Provided data:
◇ ◇ ◇ ◇ ◇

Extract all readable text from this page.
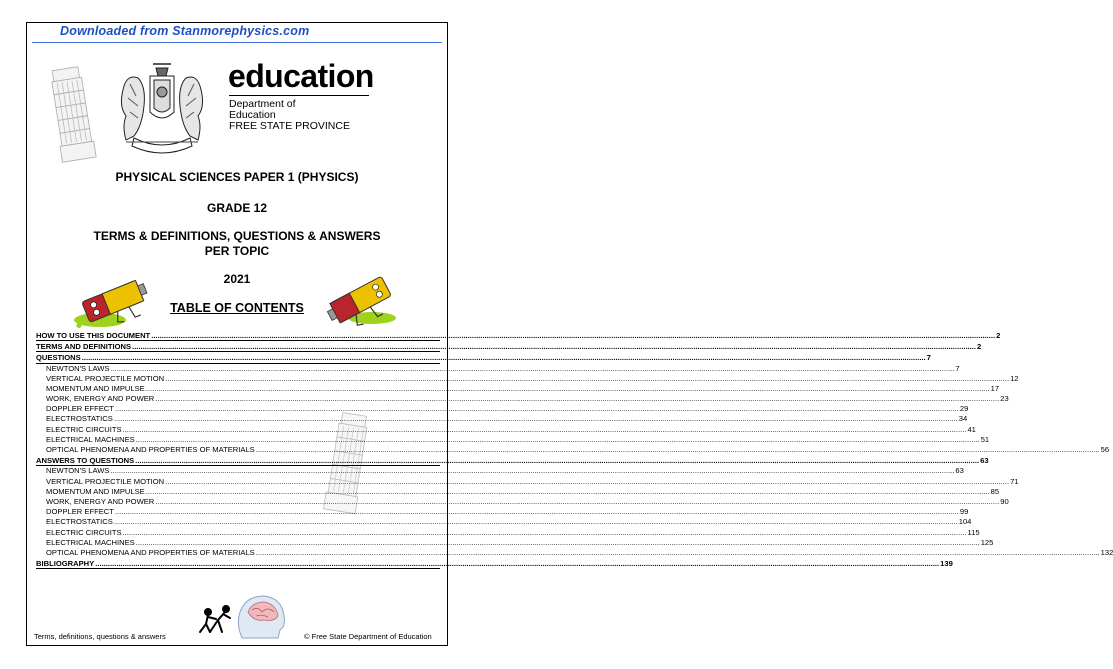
Downloaded from Stanmorephysics.com
education
Department of
Education
FREE STATE PROVINCE
PHYSICAL SCIENCES PAPER 1 (PHYSICS)
GRADE 12
TERMS & DEFINITIONS, QUESTIONS & ANSWERS
PER TOPIC
2021
TABLE OF CONTENTS
HOW TO USE THIS DOCUMENT ................................................................................................................................................................................................................................................................................................................................................................................................................ 2
TERMS AND DEFINITIONS ................................................................................................................................................................................................................................................................................................................................................................................................................ 2
QUESTIONS ................................................................................................................................................................................................................................................................................................................................................................................................................ 7
NEWTON'S LAWS ................................................................................................................................................................................................................................................................................................................................................................................................................ 7
VERTICAL PROJECTILE MOTION ................................................................................................................................................................................................................................................................................................................................................................................................................ 12
MOMENTUM AND IMPULSE ................................................................................................................................................................................................................................................................................................................................................................................................................ 17
WORK, ENERGY AND POWER ................................................................................................................................................................................................................................................................................................................................................................................................................ 23
DOPPLER EFFECT ................................................................................................................................................................................................................................................................................................................................................................................................................ 29
ELECTROSTATICS ................................................................................................................................................................................................................................................................................................................................................................................................................ 34
ELECTRIC CIRCUITS ................................................................................................................................................................................................................................................................................................................................................................................................................ 41
ELECTRICAL MACHINES ................................................................................................................................................................................................................................................................................................................................................................................................................ 51
OPTICAL PHENOMENA AND PROPERTIES OF MATERIALS ................................................................................................................................................................................................................................................................................................................................................................................................................ 56
ANSWERS TO QUESTIONS ................................................................................................................................................................................................................................................................................................................................................................................................................ 63
NEWTON'S LAWS ................................................................................................................................................................................................................................................................................................................................................................................................................ 63
VERTICAL PROJECTILE MOTION ................................................................................................................................................................................................................................................................................................................................................................................................................ 71
MOMENTUM AND IMPULSE ................................................................................................................................................................................................................................................................................................................................................................................................................ 85
WORK, ENERGY AND POWER ................................................................................................................................................................................................................................................................................................................................................................................................................ 90
DOPPLER EFFECT ................................................................................................................................................................................................................................................................................................................................................................................................................ 99
ELECTROSTATICS ................................................................................................................................................................................................................................................................................................................................................................................................................ 104
ELECTRIC CIRCUITS ................................................................................................................................................................................................................................................................................................................................................................................................................ 115
ELECTRICAL MACHINES ................................................................................................................................................................................................................................................................................................................................................................................................................ 125
OPTICAL PHENOMENA AND PROPERTIES OF MATERIALS ................................................................................................................................................................................................................................................................................................................................................................................................................ 132
BIBLIOGRAPHY ................................................................................................................................................................................................................................................................................................................................................................................................................ 139
Terms, definitions, questions & answers	© Free State Department of Education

◇ ◇ ◇ ◇ ◇

Set problem: Among the entries above, how many lines hold the string "from"? Give the number by itself.

Task result: 2